(Dataset entries on figures)
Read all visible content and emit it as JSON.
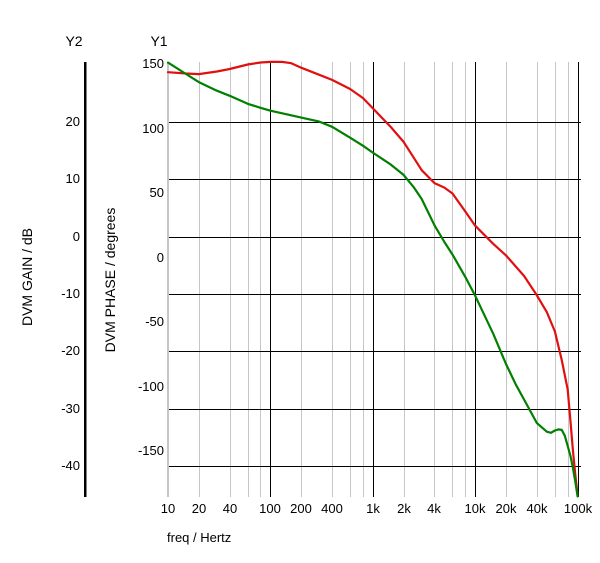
{
  "chart_data": {
    "type": "line",
    "title": "",
    "x_axis": {
      "label": "freq / Hertz",
      "scale": "log",
      "min": 10,
      "max": 100000,
      "tick_values": [
        10,
        20,
        40,
        100,
        200,
        400,
        1000,
        2000,
        4000,
        10000,
        20000,
        40000,
        100000
      ],
      "tick_labels": [
        "10",
        "20",
        "40",
        "100",
        "200",
        "400",
        "1k",
        "2k",
        "4k",
        "10k",
        "20k",
        "40k",
        "100k"
      ],
      "minor_grid_multiples": [
        2,
        4,
        6,
        8
      ],
      "major_grid_values": [
        100,
        1000,
        10000,
        100000
      ]
    },
    "y1_axis": {
      "name": "Y1",
      "label": "DVM PHASE / degrees",
      "ticks": [
        150,
        100,
        50,
        0,
        -50,
        -100,
        -150
      ],
      "top_value": 151.9,
      "bottom_value": -185.3,
      "gridlines": false
    },
    "y2_axis": {
      "name": "Y2",
      "label": "DVM GAIN / dB",
      "ticks": [
        20,
        10,
        0,
        -10,
        -20,
        -30,
        -40
      ],
      "top_value": 30.5,
      "bottom_value": -45.4,
      "gridlines": true
    },
    "grid_color": "#c6c6c6",
    "axis_color": "#000000",
    "series": [
      {
        "name": "DVM PHASE",
        "axis": "y1",
        "color": "#e01010",
        "points": [
          [
            10,
            144
          ],
          [
            15,
            143
          ],
          [
            20,
            142.5
          ],
          [
            30,
            144.5
          ],
          [
            40,
            146.5
          ],
          [
            60,
            150
          ],
          [
            80,
            151.5
          ],
          [
            100,
            152
          ],
          [
            130,
            152
          ],
          [
            160,
            151
          ],
          [
            200,
            147.5
          ],
          [
            300,
            142
          ],
          [
            400,
            138
          ],
          [
            600,
            131
          ],
          [
            800,
            124
          ],
          [
            1000,
            116
          ],
          [
            1500,
            101.5
          ],
          [
            2000,
            90
          ],
          [
            2500,
            78
          ],
          [
            3000,
            68
          ],
          [
            4000,
            58
          ],
          [
            5000,
            54.5
          ],
          [
            6000,
            50
          ],
          [
            8000,
            36
          ],
          [
            10000,
            25
          ],
          [
            15000,
            11
          ],
          [
            20000,
            2
          ],
          [
            30000,
            -14
          ],
          [
            40000,
            -29
          ],
          [
            50000,
            -42
          ],
          [
            60000,
            -57
          ],
          [
            70000,
            -79
          ],
          [
            80000,
            -102
          ],
          [
            85000,
            -126
          ],
          [
            90000,
            -149
          ],
          [
            95000,
            -168
          ],
          [
            100000,
            -184
          ]
        ]
      },
      {
        "name": "DVM GAIN",
        "axis": "y2",
        "color": "#008000",
        "points": [
          [
            10,
            30.4
          ],
          [
            15,
            28.4
          ],
          [
            20,
            27
          ],
          [
            30,
            25.5
          ],
          [
            40,
            24.6
          ],
          [
            60,
            23.2
          ],
          [
            80,
            22.5
          ],
          [
            100,
            22
          ],
          [
            150,
            21.3
          ],
          [
            200,
            20.8
          ],
          [
            300,
            20.1
          ],
          [
            400,
            19.2
          ],
          [
            600,
            17.3
          ],
          [
            800,
            15.9
          ],
          [
            1000,
            14.7
          ],
          [
            1500,
            12.6
          ],
          [
            2000,
            10.8
          ],
          [
            2500,
            8.7
          ],
          [
            3000,
            6.6
          ],
          [
            4000,
            2
          ],
          [
            5000,
            -0.9
          ],
          [
            6000,
            -3.1
          ],
          [
            8000,
            -7
          ],
          [
            10000,
            -10.3
          ],
          [
            15000,
            -16.9
          ],
          [
            20000,
            -22.2
          ],
          [
            25000,
            -25.8
          ],
          [
            30000,
            -28.4
          ],
          [
            40000,
            -32.5
          ],
          [
            50000,
            -34
          ],
          [
            55000,
            -34.2
          ],
          [
            60000,
            -33.8
          ],
          [
            65000,
            -33.6
          ],
          [
            70000,
            -33.7
          ],
          [
            75000,
            -34.7
          ],
          [
            80000,
            -36.5
          ],
          [
            85000,
            -38.2
          ],
          [
            90000,
            -40.3
          ],
          [
            95000,
            -42.7
          ],
          [
            100000,
            -45.3
          ]
        ]
      }
    ]
  }
}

[Directions for this task] Exclude the pictures and repeat every other part of the records word for word.

[Solution]
Read all visible content and emit it as JSON.
{
  "chart_data": {
    "type": "line",
    "title": "",
    "x_axis": {
      "label": "freq / Hertz",
      "scale": "log",
      "min": 10,
      "max": 100000,
      "tick_values": [
        10,
        20,
        40,
        100,
        200,
        400,
        1000,
        2000,
        4000,
        10000,
        20000,
        40000,
        100000
      ],
      "tick_labels": [
        "10",
        "20",
        "40",
        "100",
        "200",
        "400",
        "1k",
        "2k",
        "4k",
        "10k",
        "20k",
        "40k",
        "100k"
      ],
      "minor_grid_multiples": [
        2,
        4,
        6,
        8
      ],
      "major_grid_values": [
        100,
        1000,
        10000,
        100000
      ]
    },
    "y1_axis": {
      "name": "Y1",
      "label": "DVM PHASE / degrees",
      "ticks": [
        150,
        100,
        50,
        0,
        -50,
        -100,
        -150
      ],
      "top_value": 151.9,
      "bottom_value": -185.3,
      "gridlines": false
    },
    "y2_axis": {
      "name": "Y2",
      "label": "DVM GAIN / dB",
      "ticks": [
        20,
        10,
        0,
        -10,
        -20,
        -30,
        -40
      ],
      "top_value": 30.5,
      "bottom_value": -45.4,
      "gridlines": true
    },
    "grid_color": "#c6c6c6",
    "axis_color": "#000000",
    "series": [
      {
        "name": "DVM PHASE",
        "axis": "y1",
        "color": "#e01010",
        "points": [
          [
            10,
            144
          ],
          [
            15,
            143
          ],
          [
            20,
            142.5
          ],
          [
            30,
            144.5
          ],
          [
            40,
            146.5
          ],
          [
            60,
            150
          ],
          [
            80,
            151.5
          ],
          [
            100,
            152
          ],
          [
            130,
            152
          ],
          [
            160,
            151
          ],
          [
            200,
            147.5
          ],
          [
            300,
            142
          ],
          [
            400,
            138
          ],
          [
            600,
            131
          ],
          [
            800,
            124
          ],
          [
            1000,
            116
          ],
          [
            1500,
            101.5
          ],
          [
            2000,
            90
          ],
          [
            2500,
            78
          ],
          [
            3000,
            68
          ],
          [
            4000,
            58
          ],
          [
            5000,
            54.5
          ],
          [
            6000,
            50
          ],
          [
            8000,
            36
          ],
          [
            10000,
            25
          ],
          [
            15000,
            11
          ],
          [
            20000,
            2
          ],
          [
            30000,
            -14
          ],
          [
            40000,
            -29
          ],
          [
            50000,
            -42
          ],
          [
            60000,
            -57
          ],
          [
            70000,
            -79
          ],
          [
            80000,
            -102
          ],
          [
            85000,
            -126
          ],
          [
            90000,
            -149
          ],
          [
            95000,
            -168
          ],
          [
            100000,
            -184
          ]
        ]
      },
      {
        "name": "DVM GAIN",
        "axis": "y2",
        "color": "#008000",
        "points": [
          [
            10,
            30.4
          ],
          [
            15,
            28.4
          ],
          [
            20,
            27
          ],
          [
            30,
            25.5
          ],
          [
            40,
            24.6
          ],
          [
            60,
            23.2
          ],
          [
            80,
            22.5
          ],
          [
            100,
            22
          ],
          [
            150,
            21.3
          ],
          [
            200,
            20.8
          ],
          [
            300,
            20.1
          ],
          [
            400,
            19.2
          ],
          [
            600,
            17.3
          ],
          [
            800,
            15.9
          ],
          [
            1000,
            14.7
          ],
          [
            1500,
            12.6
          ],
          [
            2000,
            10.8
          ],
          [
            2500,
            8.7
          ],
          [
            3000,
            6.6
          ],
          [
            4000,
            2
          ],
          [
            5000,
            -0.9
          ],
          [
            6000,
            -3.1
          ],
          [
            8000,
            -7
          ],
          [
            10000,
            -10.3
          ],
          [
            15000,
            -16.9
          ],
          [
            20000,
            -22.2
          ],
          [
            25000,
            -25.8
          ],
          [
            30000,
            -28.4
          ],
          [
            40000,
            -32.5
          ],
          [
            50000,
            -34
          ],
          [
            55000,
            -34.2
          ],
          [
            60000,
            -33.8
          ],
          [
            65000,
            -33.6
          ],
          [
            70000,
            -33.7
          ],
          [
            75000,
            -34.7
          ],
          [
            80000,
            -36.5
          ],
          [
            85000,
            -38.2
          ],
          [
            90000,
            -40.3
          ],
          [
            95000,
            -42.7
          ],
          [
            100000,
            -45.3
          ]
        ]
      }
    ]
  }
}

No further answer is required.